▶ **EXERCISE GOAL**
Once the pictures are set aside, transcribe the remaining data exactly.
------------------------------------
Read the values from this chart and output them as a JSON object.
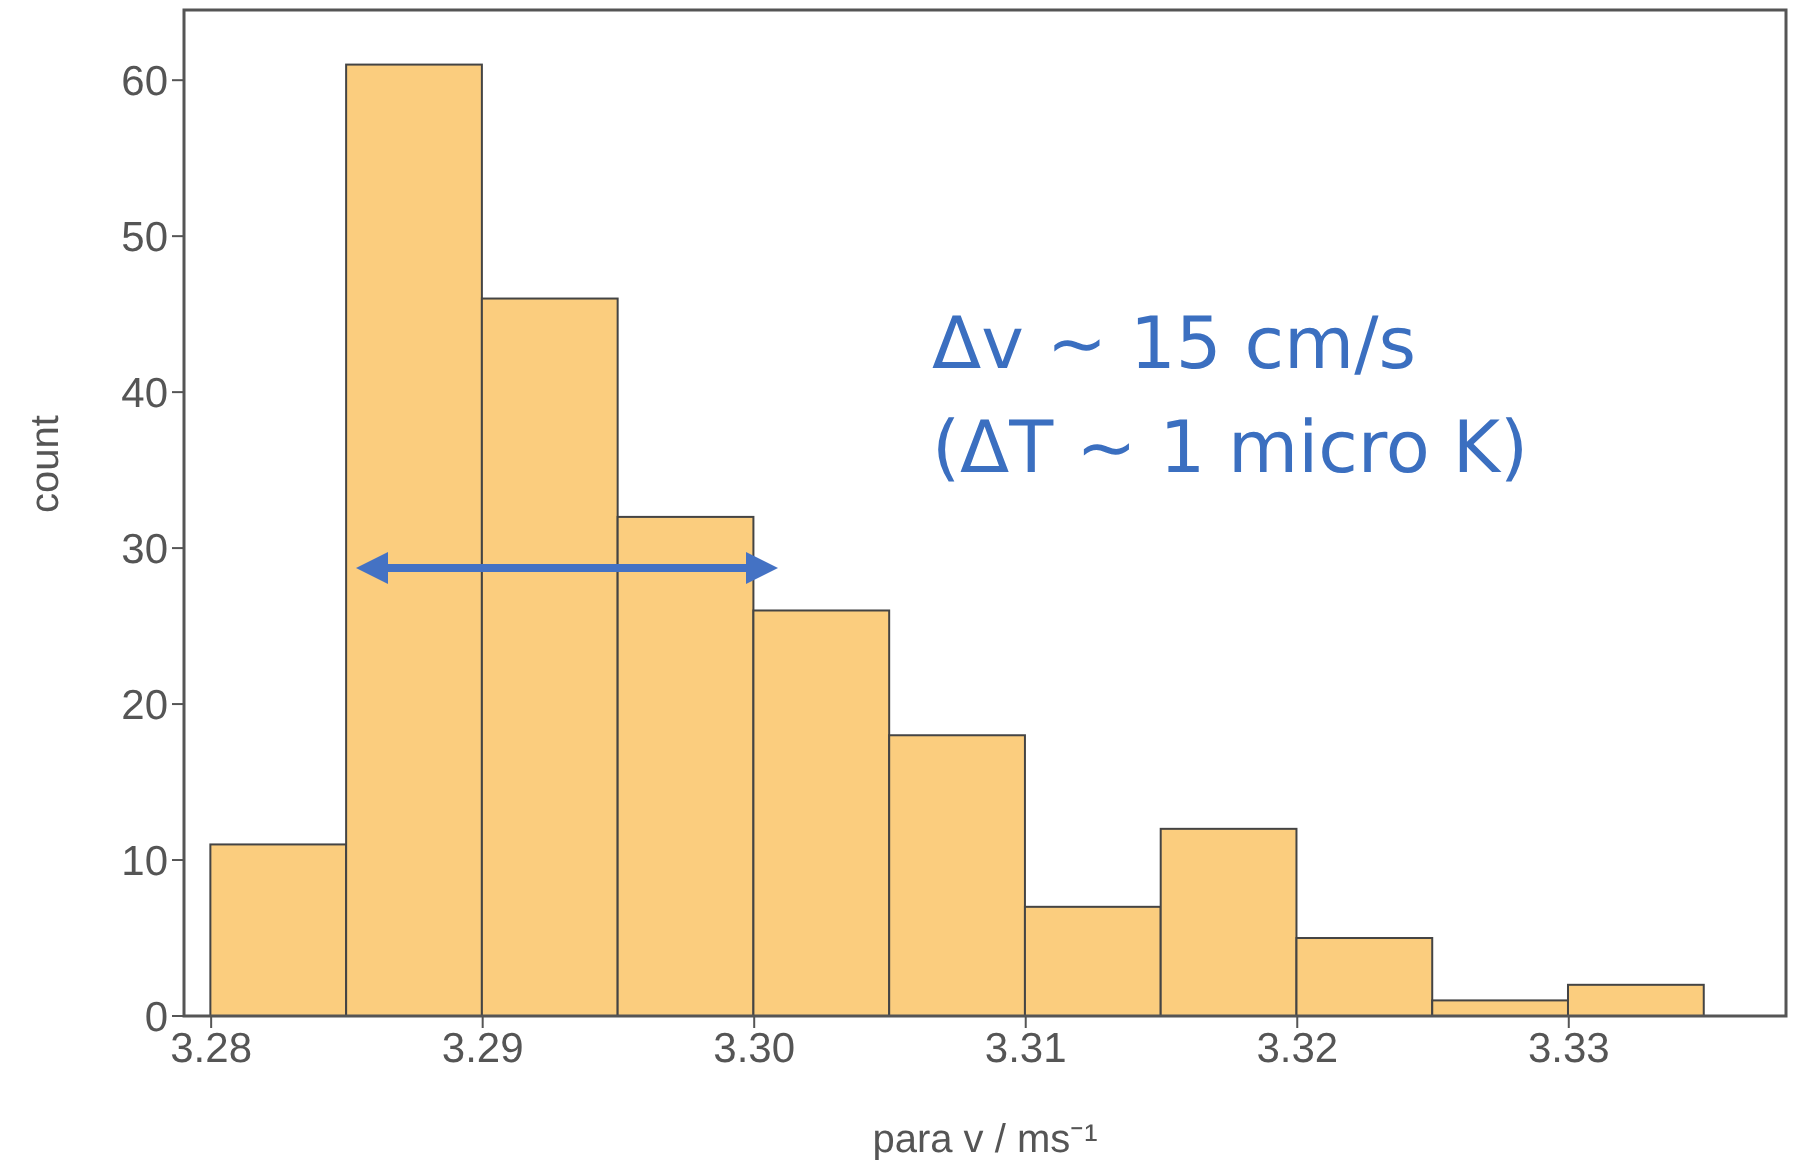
{
  "chart_data": {
    "type": "histogram",
    "xlabel": "para v / ms⁻¹",
    "ylabel": "count",
    "bins": [
      3.28,
      3.285,
      3.29,
      3.295,
      3.3,
      3.305,
      3.31,
      3.315,
      3.32,
      3.325,
      3.33,
      3.335
    ],
    "values": [
      11,
      61,
      46,
      32,
      26,
      18,
      7,
      12,
      5,
      1,
      2
    ],
    "color": "#fbcd7e",
    "xlim": [
      3.279,
      3.338
    ],
    "ylim": [
      0,
      64.5
    ],
    "xticks": [
      {
        "value": 3.28,
        "label": "3.28"
      },
      {
        "value": 3.29,
        "label": "3.29"
      },
      {
        "value": 3.3,
        "label": "3.30"
      },
      {
        "value": 3.31,
        "label": "3.31"
      },
      {
        "value": 3.32,
        "label": "3.32"
      },
      {
        "value": 3.33,
        "label": "3.33"
      }
    ],
    "yticks": [
      0,
      10,
      20,
      30,
      40,
      50,
      60
    ],
    "grid": false,
    "annotations": [
      "Δv ~ 15 cm/s",
      "(ΔT ~ 1 micro K)"
    ]
  }
}
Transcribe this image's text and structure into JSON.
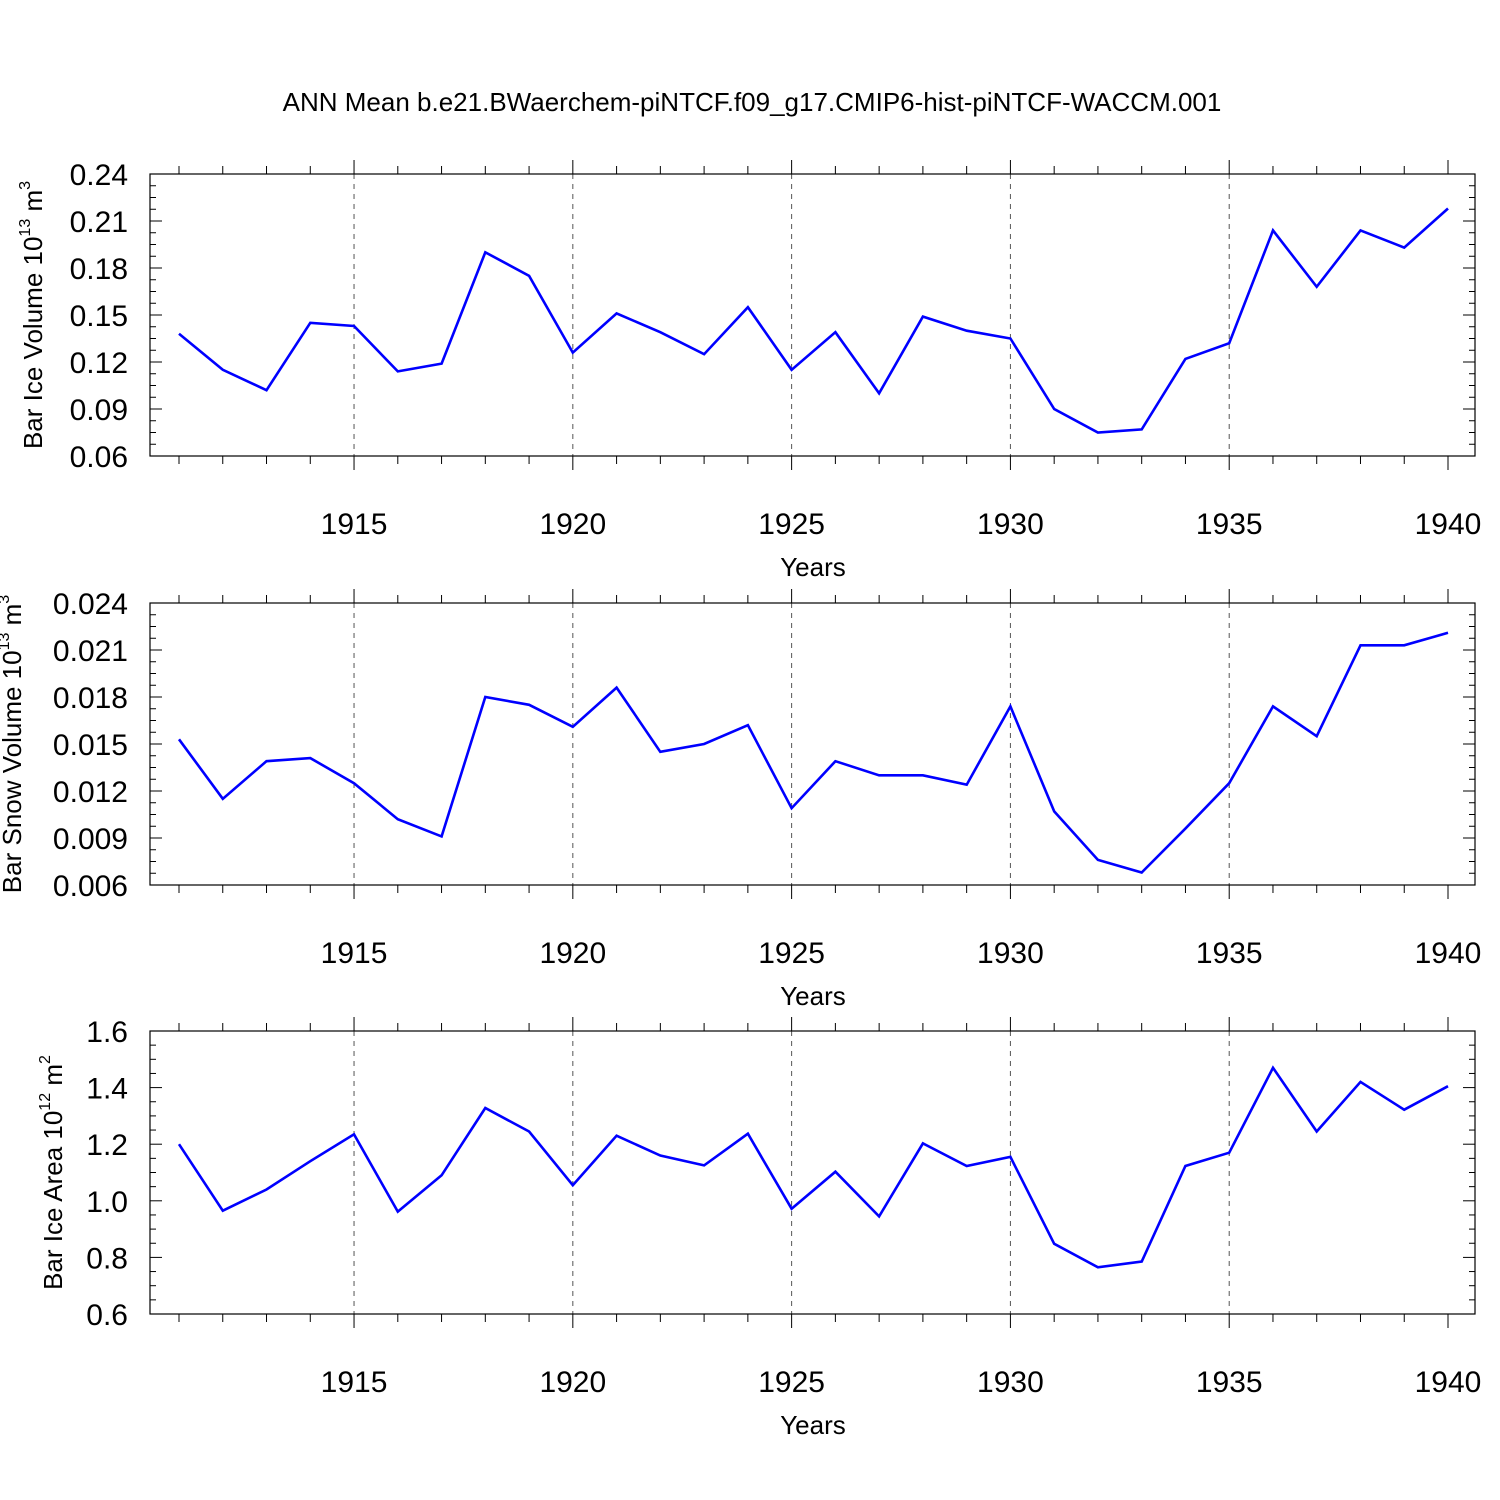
------------------------------------
▶ **TASK ANSWER**
Read the values from this chart and output them as a JSON object.
{
  "chart_data": {
    "type": "histogram",
    "xlabel": "para v / ms⁻¹",
    "ylabel": "count",
    "bins": [
      3.28,
      3.285,
      3.29,
      3.295,
      3.3,
      3.305,
      3.31,
      3.315,
      3.32,
      3.325,
      3.33,
      3.335
    ],
    "values": [
      11,
      61,
      46,
      32,
      26,
      18,
      7,
      12,
      5,
      1,
      2
    ],
    "color": "#fbcd7e",
    "xlim": [
      3.279,
      3.338
    ],
    "ylim": [
      0,
      64.5
    ],
    "xticks": [
      {
        "value": 3.28,
        "label": "3.28"
      },
      {
        "value": 3.29,
        "label": "3.29"
      },
      {
        "value": 3.3,
        "label": "3.30"
      },
      {
        "value": 3.31,
        "label": "3.31"
      },
      {
        "value": 3.32,
        "label": "3.32"
      },
      {
        "value": 3.33,
        "label": "3.33"
      }
    ],
    "yticks": [
      0,
      10,
      20,
      30,
      40,
      50,
      60
    ],
    "grid": false,
    "annotations": [
      "Δv ~ 15 cm/s",
      "(ΔT ~ 1 micro K)"
    ]
  }
}
Transcribe this image's text and structure into JSON.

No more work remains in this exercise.